▶ **Written exercise**:
Skip the pictures and extract all of the lines exactly as written.

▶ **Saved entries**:
** START **

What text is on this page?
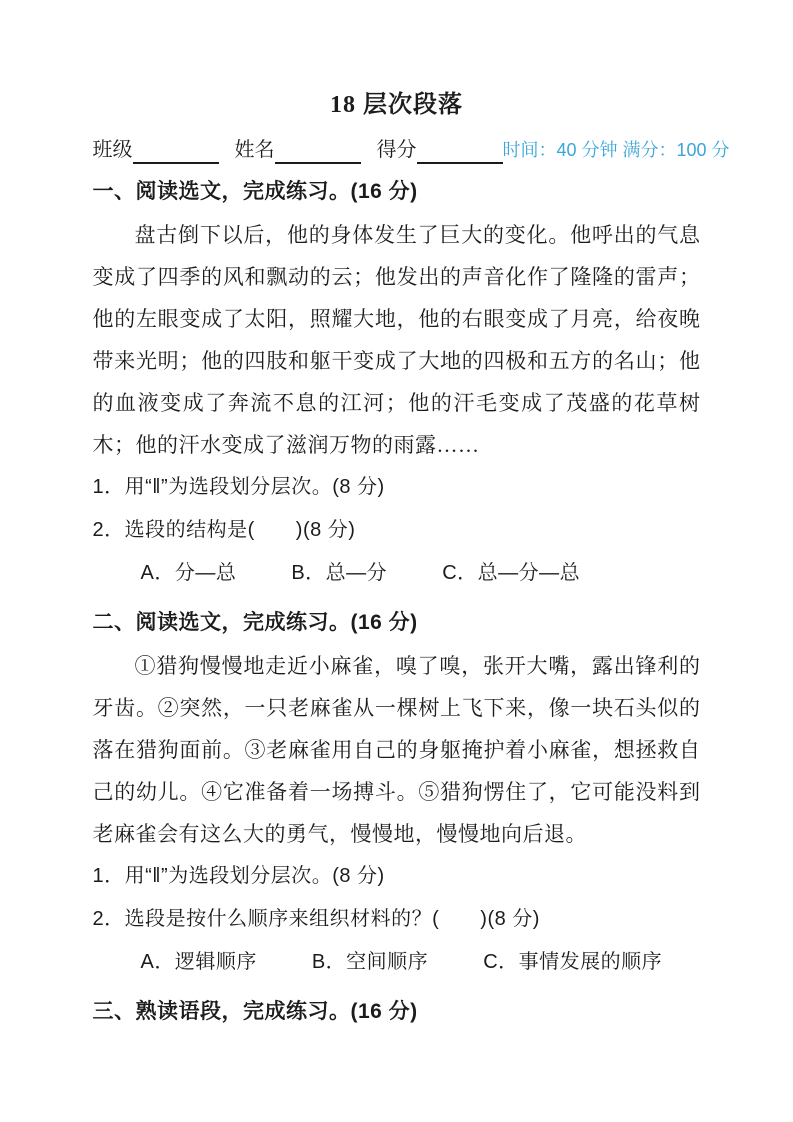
18 层次段落
班级	姓名	得分	时间：40 分钟 满分：100 分
一、阅读选文，完成练习。(16 分)

盘古倒下以后，他的身体发生了巨大的变化。他呼出的气息变成了四季的风和飘动的云；他发出的声音化作了隆隆的雷声；他的左眼变成了太阳，照耀大地，他的右眼变成了月亮，给夜晚带来光明；他的四肢和躯干变成了大地的四极和五方的名山；他的血液变成了奔流不息的江河；他的汗毛变成了茂盛的花草树木；他的汗水变成了滋润万物的雨露……

1．用“‖”为选段划分层次。(8 分)

2．选段的结构是(　　)(8 分)

A．分—总	B．总—分	C．总—分—总
二、阅读选文，完成练习。(16 分)

①猎狗慢慢地走近小麻雀，嗅了嗅，张开大嘴，露出锋利的牙齿。②突然，一只老麻雀从一棵树上飞下来，像一块石头似的落在猎狗面前。③老麻雀用自己的身躯掩护着小麻雀，想拯救自己的幼儿。④它准备着一场搏斗。⑤猎狗愣住了，它可能没料到老麻雀会有这么大的勇气，慢慢地，慢慢地向后退。

1．用“‖”为选段划分层次。(8 分)

2．选段是按什么顺序来组织材料的？(　　)(8 分)

A．逻辑顺序	B．空间顺序	C．事情发展的顺序
三、熟读语段，完成练习。(16 分)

** END **

▶ **Reply**:
What text is on this page?
18 层次段落
班级	姓名	得分	时间：40 分钟 满分：100 分
一、阅读选文，完成练习。(16 分)

盘古倒下以后，他的身体发生了巨大的变化。他呼出的气息变成了四季的风和飘动的云；他发出的声音化作了隆隆的雷声；他的左眼变成了太阳，照耀大地，他的右眼变成了月亮，给夜晚带来光明；他的四肢和躯干变成了大地的四极和五方的名山；他的血液变成了奔流不息的江河；他的汗毛变成了茂盛的花草树木；他的汗水变成了滋润万物的雨露……

1．用“‖”为选段划分层次。(8 分)

2．选段的结构是(　　)(8 分)

A．分—总	B．总—分	C．总—分—总
二、阅读选文，完成练习。(16 分)

①猎狗慢慢地走近小麻雀，嗅了嗅，张开大嘴，露出锋利的牙齿。②突然，一只老麻雀从一棵树上飞下来，像一块石头似的落在猎狗面前。③老麻雀用自己的身躯掩护着小麻雀，想拯救自己的幼儿。④它准备着一场搏斗。⑤猎狗愣住了，它可能没料到老麻雀会有这么大的勇气，慢慢地，慢慢地向后退。

1．用“‖”为选段划分层次。(8 分)

2．选段是按什么顺序来组织材料的？(　　)(8 分)

A．逻辑顺序	B．空间顺序	C．事情发展的顺序
三、熟读语段，完成练习。(16 分)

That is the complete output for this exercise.